**Description of the task:** Report the count of lines holding "jetzt" in the records, with no other words.

**Supplied records:**
○ ○ ○ ○
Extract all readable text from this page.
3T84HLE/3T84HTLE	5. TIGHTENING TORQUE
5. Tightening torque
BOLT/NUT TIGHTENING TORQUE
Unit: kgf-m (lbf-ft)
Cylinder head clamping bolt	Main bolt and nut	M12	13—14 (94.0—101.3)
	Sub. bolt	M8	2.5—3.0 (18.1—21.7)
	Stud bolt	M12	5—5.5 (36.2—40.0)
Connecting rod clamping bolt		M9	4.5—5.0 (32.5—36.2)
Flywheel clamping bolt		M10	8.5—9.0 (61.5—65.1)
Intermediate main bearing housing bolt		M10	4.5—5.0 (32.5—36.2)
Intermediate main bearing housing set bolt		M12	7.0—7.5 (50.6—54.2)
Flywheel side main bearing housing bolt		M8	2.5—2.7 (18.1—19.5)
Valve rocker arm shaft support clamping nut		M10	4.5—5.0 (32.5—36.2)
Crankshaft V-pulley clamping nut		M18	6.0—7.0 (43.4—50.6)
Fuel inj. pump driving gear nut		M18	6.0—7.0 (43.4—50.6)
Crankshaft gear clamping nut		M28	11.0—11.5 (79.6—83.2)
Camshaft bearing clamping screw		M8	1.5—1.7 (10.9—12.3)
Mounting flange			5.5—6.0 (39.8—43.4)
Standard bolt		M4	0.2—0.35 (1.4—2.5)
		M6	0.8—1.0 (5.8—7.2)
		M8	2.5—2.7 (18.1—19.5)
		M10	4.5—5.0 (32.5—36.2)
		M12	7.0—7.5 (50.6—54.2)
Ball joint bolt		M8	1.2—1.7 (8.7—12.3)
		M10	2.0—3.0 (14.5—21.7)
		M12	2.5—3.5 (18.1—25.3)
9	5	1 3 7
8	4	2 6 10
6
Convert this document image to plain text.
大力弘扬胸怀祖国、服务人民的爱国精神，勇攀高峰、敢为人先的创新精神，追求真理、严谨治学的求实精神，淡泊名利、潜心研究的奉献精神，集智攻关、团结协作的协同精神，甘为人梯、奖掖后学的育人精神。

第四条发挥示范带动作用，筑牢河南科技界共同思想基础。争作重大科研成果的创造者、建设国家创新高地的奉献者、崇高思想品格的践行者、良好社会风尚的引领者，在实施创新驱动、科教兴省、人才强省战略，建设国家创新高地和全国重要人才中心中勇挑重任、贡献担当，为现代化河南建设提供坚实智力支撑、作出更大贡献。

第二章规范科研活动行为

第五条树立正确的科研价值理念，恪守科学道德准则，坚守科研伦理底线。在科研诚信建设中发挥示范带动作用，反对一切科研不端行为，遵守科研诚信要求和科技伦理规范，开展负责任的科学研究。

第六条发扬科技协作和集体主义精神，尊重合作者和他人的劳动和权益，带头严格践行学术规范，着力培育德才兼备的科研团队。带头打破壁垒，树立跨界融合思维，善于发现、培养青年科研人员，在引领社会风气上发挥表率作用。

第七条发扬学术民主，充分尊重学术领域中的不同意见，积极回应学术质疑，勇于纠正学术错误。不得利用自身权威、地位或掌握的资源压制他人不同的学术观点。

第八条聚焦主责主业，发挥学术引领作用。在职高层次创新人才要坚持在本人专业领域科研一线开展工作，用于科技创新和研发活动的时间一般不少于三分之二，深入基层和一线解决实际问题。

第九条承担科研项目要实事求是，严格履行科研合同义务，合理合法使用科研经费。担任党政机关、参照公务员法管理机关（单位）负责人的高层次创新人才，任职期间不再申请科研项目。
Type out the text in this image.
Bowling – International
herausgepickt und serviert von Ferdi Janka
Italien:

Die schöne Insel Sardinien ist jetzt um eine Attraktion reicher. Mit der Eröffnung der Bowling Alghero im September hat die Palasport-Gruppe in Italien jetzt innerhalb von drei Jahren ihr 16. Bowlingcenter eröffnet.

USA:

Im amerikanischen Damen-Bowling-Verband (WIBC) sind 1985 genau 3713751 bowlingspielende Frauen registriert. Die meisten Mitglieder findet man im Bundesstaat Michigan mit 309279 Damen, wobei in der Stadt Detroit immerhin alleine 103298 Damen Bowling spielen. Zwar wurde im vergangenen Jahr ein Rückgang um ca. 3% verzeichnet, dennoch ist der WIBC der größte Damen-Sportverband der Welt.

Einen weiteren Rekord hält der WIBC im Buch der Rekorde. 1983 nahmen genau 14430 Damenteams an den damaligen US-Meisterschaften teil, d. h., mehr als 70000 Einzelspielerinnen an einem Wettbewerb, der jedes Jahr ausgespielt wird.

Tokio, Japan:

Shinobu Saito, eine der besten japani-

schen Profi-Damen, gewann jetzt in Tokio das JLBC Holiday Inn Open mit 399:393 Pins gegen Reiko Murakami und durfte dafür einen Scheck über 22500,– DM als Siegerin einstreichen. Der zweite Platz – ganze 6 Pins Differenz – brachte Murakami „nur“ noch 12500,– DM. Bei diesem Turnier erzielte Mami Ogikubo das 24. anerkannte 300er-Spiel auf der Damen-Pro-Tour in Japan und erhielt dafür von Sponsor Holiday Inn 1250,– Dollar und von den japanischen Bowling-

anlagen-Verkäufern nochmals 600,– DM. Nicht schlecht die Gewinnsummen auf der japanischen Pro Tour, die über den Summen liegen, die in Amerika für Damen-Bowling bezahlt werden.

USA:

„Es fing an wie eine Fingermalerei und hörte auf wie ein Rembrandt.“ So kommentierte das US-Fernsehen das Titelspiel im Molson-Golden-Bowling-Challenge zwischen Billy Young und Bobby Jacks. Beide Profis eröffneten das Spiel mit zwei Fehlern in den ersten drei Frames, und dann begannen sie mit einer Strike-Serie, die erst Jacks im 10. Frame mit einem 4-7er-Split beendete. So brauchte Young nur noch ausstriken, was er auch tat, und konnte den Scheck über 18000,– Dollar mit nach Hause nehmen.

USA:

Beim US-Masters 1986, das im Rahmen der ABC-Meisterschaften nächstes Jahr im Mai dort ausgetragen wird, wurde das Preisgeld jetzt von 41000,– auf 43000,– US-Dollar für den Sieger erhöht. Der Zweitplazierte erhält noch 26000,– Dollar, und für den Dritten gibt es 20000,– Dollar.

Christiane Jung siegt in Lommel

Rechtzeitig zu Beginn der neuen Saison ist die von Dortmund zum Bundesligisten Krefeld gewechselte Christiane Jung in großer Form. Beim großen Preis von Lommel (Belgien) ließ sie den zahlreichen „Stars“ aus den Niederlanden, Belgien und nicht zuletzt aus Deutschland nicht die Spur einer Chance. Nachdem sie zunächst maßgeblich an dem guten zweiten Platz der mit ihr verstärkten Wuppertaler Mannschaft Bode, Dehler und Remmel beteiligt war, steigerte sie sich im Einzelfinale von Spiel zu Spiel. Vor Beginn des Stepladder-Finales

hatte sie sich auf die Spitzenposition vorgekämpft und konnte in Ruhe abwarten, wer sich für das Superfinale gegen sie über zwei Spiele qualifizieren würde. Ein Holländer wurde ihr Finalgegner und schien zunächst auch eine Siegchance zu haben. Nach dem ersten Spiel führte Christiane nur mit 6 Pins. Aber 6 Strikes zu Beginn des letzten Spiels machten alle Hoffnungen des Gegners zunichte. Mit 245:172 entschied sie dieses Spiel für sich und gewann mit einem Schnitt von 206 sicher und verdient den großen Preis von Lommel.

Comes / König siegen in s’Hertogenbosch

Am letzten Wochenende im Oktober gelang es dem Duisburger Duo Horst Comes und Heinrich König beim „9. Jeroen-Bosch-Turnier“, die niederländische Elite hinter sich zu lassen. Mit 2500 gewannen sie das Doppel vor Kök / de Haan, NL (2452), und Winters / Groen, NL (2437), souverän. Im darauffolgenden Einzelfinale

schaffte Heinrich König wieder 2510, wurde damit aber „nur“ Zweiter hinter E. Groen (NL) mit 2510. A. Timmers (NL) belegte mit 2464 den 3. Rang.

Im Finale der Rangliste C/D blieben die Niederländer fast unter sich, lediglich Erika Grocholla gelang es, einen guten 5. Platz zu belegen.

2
○ ○ ○ ○
**Task answer:** 3